• Direction
Set down the material once more, exactly as it appears.

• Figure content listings
• • • • •

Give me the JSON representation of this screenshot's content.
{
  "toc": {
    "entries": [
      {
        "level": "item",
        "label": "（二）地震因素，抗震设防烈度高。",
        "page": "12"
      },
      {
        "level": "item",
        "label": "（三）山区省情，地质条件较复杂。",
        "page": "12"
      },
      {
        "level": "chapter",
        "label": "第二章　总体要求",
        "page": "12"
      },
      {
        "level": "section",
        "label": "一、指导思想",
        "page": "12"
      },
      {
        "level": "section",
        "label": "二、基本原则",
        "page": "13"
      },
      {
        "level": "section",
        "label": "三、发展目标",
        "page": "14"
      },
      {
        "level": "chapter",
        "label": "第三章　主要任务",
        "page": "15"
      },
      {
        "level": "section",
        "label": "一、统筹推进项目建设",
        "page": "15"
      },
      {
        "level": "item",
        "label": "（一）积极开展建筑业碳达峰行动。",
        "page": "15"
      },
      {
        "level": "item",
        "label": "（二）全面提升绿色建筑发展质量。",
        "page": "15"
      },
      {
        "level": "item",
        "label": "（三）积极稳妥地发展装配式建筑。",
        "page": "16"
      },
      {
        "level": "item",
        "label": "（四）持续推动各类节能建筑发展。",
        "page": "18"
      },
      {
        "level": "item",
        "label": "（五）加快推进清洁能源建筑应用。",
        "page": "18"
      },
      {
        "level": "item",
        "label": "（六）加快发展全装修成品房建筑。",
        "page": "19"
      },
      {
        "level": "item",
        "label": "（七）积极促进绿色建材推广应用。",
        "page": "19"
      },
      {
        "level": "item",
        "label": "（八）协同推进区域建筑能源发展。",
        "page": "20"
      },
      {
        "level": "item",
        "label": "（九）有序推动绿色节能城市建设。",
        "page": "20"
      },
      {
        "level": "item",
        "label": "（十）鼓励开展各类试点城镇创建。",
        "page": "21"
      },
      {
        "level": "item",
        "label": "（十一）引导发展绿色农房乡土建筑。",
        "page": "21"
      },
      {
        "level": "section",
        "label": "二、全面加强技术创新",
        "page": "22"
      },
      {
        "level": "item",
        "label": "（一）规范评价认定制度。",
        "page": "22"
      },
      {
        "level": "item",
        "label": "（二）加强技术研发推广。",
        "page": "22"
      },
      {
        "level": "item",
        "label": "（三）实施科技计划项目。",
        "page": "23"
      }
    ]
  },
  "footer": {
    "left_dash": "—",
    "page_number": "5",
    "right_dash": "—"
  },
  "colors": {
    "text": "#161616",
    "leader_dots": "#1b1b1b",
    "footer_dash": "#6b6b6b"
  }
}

• • • • •

• Answer
Give me the JSON representation of this screenshot's content.
{
  "toc": {
    "entries": [
      {
        "level": "item",
        "label": "（二）地震因素，抗震设防烈度高。",
        "page": "12"
      },
      {
        "level": "item",
        "label": "（三）山区省情，地质条件较复杂。",
        "page": "12"
      },
      {
        "level": "chapter",
        "label": "第二章　总体要求",
        "page": "12"
      },
      {
        "level": "section",
        "label": "一、指导思想",
        "page": "12"
      },
      {
        "level": "section",
        "label": "二、基本原则",
        "page": "13"
      },
      {
        "level": "section",
        "label": "三、发展目标",
        "page": "14"
      },
      {
        "level": "chapter",
        "label": "第三章　主要任务",
        "page": "15"
      },
      {
        "level": "section",
        "label": "一、统筹推进项目建设",
        "page": "15"
      },
      {
        "level": "item",
        "label": "（一）积极开展建筑业碳达峰行动。",
        "page": "15"
      },
      {
        "level": "item",
        "label": "（二）全面提升绿色建筑发展质量。",
        "page": "15"
      },
      {
        "level": "item",
        "label": "（三）积极稳妥地发展装配式建筑。",
        "page": "16"
      },
      {
        "level": "item",
        "label": "（四）持续推动各类节能建筑发展。",
        "page": "18"
      },
      {
        "level": "item",
        "label": "（五）加快推进清洁能源建筑应用。",
        "page": "18"
      },
      {
        "level": "item",
        "label": "（六）加快发展全装修成品房建筑。",
        "page": "19"
      },
      {
        "level": "item",
        "label": "（七）积极促进绿色建材推广应用。",
        "page": "19"
      },
      {
        "level": "item",
        "label": "（八）协同推进区域建筑能源发展。",
        "page": "20"
      },
      {
        "level": "item",
        "label": "（九）有序推动绿色节能城市建设。",
        "page": "20"
      },
      {
        "level": "item",
        "label": "（十）鼓励开展各类试点城镇创建。",
        "page": "21"
      },
      {
        "level": "item",
        "label": "（十一）引导发展绿色农房乡土建筑。",
        "page": "21"
      },
      {
        "level": "section",
        "label": "二、全面加强技术创新",
        "page": "22"
      },
      {
        "level": "item",
        "label": "（一）规范评价认定制度。",
        "page": "22"
      },
      {
        "level": "item",
        "label": "（二）加强技术研发推广。",
        "page": "22"
      },
      {
        "level": "item",
        "label": "（三）实施科技计划项目。",
        "page": "23"
      }
    ]
  },
  "footer": {
    "left_dash": "—",
    "page_number": "5",
    "right_dash": "—"
  },
  "colors": {
    "text": "#161616",
    "leader_dots": "#1b1b1b",
    "footer_dash": "#6b6b6b"
  }
}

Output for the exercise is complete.